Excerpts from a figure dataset
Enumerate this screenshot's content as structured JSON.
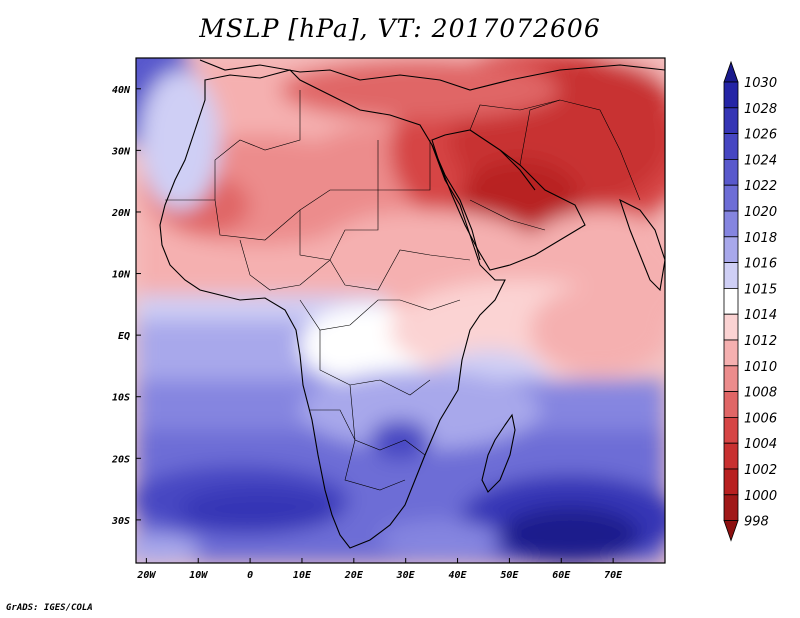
{
  "title": "MSLP [hPa], VT: 2017072606",
  "credit": "GrADS: IGES/COLA",
  "map": {
    "lon_range": [
      -22,
      80
    ],
    "lat_range": [
      -37,
      45
    ],
    "lon_ticks": [
      {
        "value": -20,
        "label": "20W"
      },
      {
        "value": -10,
        "label": "10W"
      },
      {
        "value": 0,
        "label": "0"
      },
      {
        "value": 10,
        "label": "10E"
      },
      {
        "value": 20,
        "label": "20E"
      },
      {
        "value": 30,
        "label": "30E"
      },
      {
        "value": 40,
        "label": "40E"
      },
      {
        "value": 50,
        "label": "50E"
      },
      {
        "value": 60,
        "label": "60E"
      },
      {
        "value": 70,
        "label": "70E"
      }
    ],
    "lat_ticks": [
      {
        "value": 40,
        "label": "40N"
      },
      {
        "value": 30,
        "label": "30N"
      },
      {
        "value": 20,
        "label": "20N"
      },
      {
        "value": 10,
        "label": "10N"
      },
      {
        "value": 0,
        "label": "EQ"
      },
      {
        "value": -10,
        "label": "10S"
      },
      {
        "value": -20,
        "label": "20S"
      },
      {
        "value": -30,
        "label": "30S"
      }
    ]
  },
  "colorbar": {
    "levels": [
      "1030",
      "1028",
      "1026",
      "1024",
      "1022",
      "1020",
      "1018",
      "1016",
      "1015",
      "1014",
      "1012",
      "1010",
      "1008",
      "1006",
      "1004",
      "1002",
      "1000",
      "998"
    ],
    "colors": [
      "#1a1a8c",
      "#2525a6",
      "#3535b5",
      "#4646c2",
      "#5959cc",
      "#6d6dd6",
      "#8585e0",
      "#a8a8eb",
      "#cfcff5",
      "#ffffff",
      "#fbd3d3",
      "#f5b0b0",
      "#ec8c8c",
      "#e06666",
      "#d64545",
      "#c83030",
      "#b82020",
      "#a01818",
      "#8c1010"
    ]
  }
}
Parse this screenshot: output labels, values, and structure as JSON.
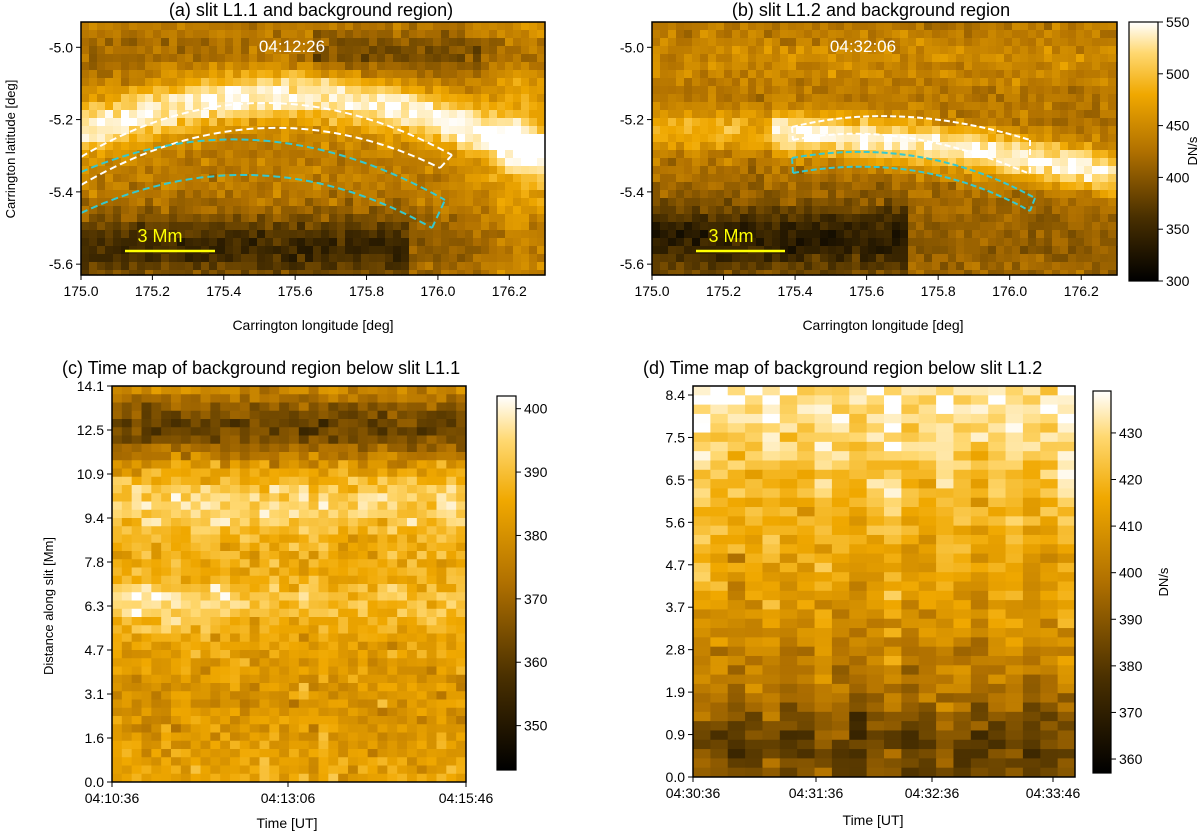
{
  "chart_data": [
    {
      "type": "heatmap",
      "title": "(a) slit L1.1 and background region)",
      "timestamp": "04:12:26",
      "xlabel": "Carrington longitude [deg]",
      "ylabel": "Carrington latitude [deg]",
      "xlim": [
        175.0,
        176.3
      ],
      "ylim": [
        -5.63,
        -4.93
      ],
      "xticks": [
        "175.0",
        "175.2",
        "175.4",
        "175.6",
        "175.8",
        "176.0",
        "176.2"
      ],
      "yticks": [
        "-5.0",
        "-5.2",
        "-5.4",
        "-5.6"
      ],
      "scale_bar_label": "3 Mm",
      "colorscale": "sdoaia171-like (black to orange to white)",
      "slit_color": "#ffffff",
      "background_region_color": "#36c8cf"
    },
    {
      "type": "heatmap",
      "title": "(b) slit L1.2 and background region",
      "timestamp": "04:32:06",
      "xlabel": "Carrington longitude [deg]",
      "ylabel": "",
      "xlim": [
        175.0,
        176.3
      ],
      "ylim": [
        -5.63,
        -4.93
      ],
      "xticks": [
        "175.0",
        "175.2",
        "175.4",
        "175.6",
        "175.8",
        "176.0",
        "176.2"
      ],
      "yticks": [
        "-5.0",
        "-5.2",
        "-5.4",
        "-5.6"
      ],
      "scale_bar_label": "3 Mm",
      "colorbar": {
        "label": "DN/s",
        "range": [
          300,
          550
        ],
        "ticks": [
          "300",
          "350",
          "400",
          "450",
          "500",
          "550"
        ]
      },
      "slit_color": "#ffffff",
      "background_region_color": "#36c8cf"
    },
    {
      "type": "heatmap",
      "title": "(c) Time map of background region below slit L1.1",
      "xlabel": "Time [UT]",
      "ylabel": "Distance along slit [Mm]",
      "xticks": [
        "04:10:36",
        "04:13:06",
        "04:15:46"
      ],
      "yticks": [
        "0.0",
        "1.6",
        "3.1",
        "4.7",
        "6.3",
        "7.8",
        "9.4",
        "10.9",
        "12.5",
        "14.1"
      ],
      "colorbar": {
        "label": "",
        "range": [
          343,
          402
        ],
        "ticks": [
          "350",
          "360",
          "370",
          "380",
          "390",
          "400"
        ]
      }
    },
    {
      "type": "heatmap",
      "title": "(d) Time map of background region below slit L1.2",
      "xlabel": "Time [UT]",
      "ylabel": "",
      "xticks": [
        "04:30:36",
        "04:31:36",
        "04:32:36",
        "04:33:46"
      ],
      "yticks": [
        "0.0",
        "0.9",
        "1.9",
        "2.8",
        "3.7",
        "4.7",
        "5.6",
        "6.5",
        "7.5",
        "8.4"
      ],
      "colorbar": {
        "label": "DN/s",
        "range": [
          357,
          439
        ],
        "ticks": [
          "360",
          "370",
          "380",
          "390",
          "400",
          "410",
          "420",
          "430"
        ]
      }
    }
  ]
}
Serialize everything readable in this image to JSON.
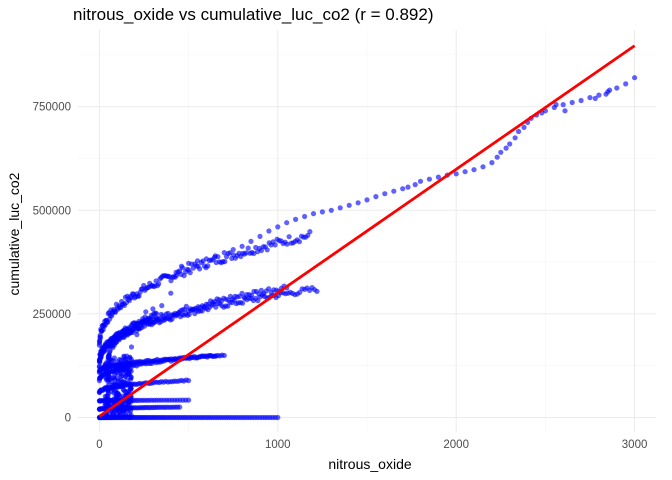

What is needed:
Scan the entries above for the word "this" and collect each line holding it.

Complete answer:
Enumerate this screenshot's content as structured JSON.
Parse this screenshot: output labels, values, and structure as JSON.
Serialize everything readable in this image to JSON.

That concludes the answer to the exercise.